## START

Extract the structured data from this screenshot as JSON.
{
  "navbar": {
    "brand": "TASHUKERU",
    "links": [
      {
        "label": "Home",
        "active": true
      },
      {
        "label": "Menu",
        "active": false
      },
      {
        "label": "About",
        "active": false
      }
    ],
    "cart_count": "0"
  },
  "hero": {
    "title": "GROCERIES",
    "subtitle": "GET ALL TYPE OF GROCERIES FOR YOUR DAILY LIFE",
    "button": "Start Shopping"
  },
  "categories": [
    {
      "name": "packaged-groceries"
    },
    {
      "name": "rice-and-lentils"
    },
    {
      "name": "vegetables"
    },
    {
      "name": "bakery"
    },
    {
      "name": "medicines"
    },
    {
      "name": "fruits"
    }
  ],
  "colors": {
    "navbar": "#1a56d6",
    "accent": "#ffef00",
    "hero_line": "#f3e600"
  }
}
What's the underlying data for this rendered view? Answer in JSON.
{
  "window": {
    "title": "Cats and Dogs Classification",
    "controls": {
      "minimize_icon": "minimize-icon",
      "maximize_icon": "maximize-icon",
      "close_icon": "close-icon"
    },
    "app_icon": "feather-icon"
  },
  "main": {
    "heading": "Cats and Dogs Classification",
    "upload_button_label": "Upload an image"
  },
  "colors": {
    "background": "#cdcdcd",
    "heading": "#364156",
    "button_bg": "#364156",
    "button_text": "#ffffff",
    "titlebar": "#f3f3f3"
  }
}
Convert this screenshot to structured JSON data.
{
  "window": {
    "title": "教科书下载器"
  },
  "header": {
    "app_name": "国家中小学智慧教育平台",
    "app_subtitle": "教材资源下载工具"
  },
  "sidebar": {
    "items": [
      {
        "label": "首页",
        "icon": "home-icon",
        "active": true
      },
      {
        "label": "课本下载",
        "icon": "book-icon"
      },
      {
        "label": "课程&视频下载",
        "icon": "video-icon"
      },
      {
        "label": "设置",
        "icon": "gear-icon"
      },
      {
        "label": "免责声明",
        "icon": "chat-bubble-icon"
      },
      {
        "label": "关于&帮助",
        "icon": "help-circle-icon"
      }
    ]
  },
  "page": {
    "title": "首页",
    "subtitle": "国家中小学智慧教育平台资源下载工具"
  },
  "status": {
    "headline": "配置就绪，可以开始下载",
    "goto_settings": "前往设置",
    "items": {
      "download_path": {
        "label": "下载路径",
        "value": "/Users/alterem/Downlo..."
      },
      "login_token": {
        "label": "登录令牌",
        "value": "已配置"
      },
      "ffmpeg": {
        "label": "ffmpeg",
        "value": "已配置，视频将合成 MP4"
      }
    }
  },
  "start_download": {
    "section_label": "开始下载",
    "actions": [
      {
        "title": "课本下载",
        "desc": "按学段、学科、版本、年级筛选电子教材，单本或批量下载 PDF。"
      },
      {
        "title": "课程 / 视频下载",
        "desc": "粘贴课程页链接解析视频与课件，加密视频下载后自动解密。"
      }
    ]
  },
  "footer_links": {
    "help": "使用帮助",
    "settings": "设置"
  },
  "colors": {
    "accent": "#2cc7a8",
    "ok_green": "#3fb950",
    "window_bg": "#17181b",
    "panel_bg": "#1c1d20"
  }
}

## END

**Problem details**
Copy all lines in the listing above where the string "structured" appears.

**Task output**
Extract the structured data from this screenshot as JSON.
Convert this screenshot to structured JSON data.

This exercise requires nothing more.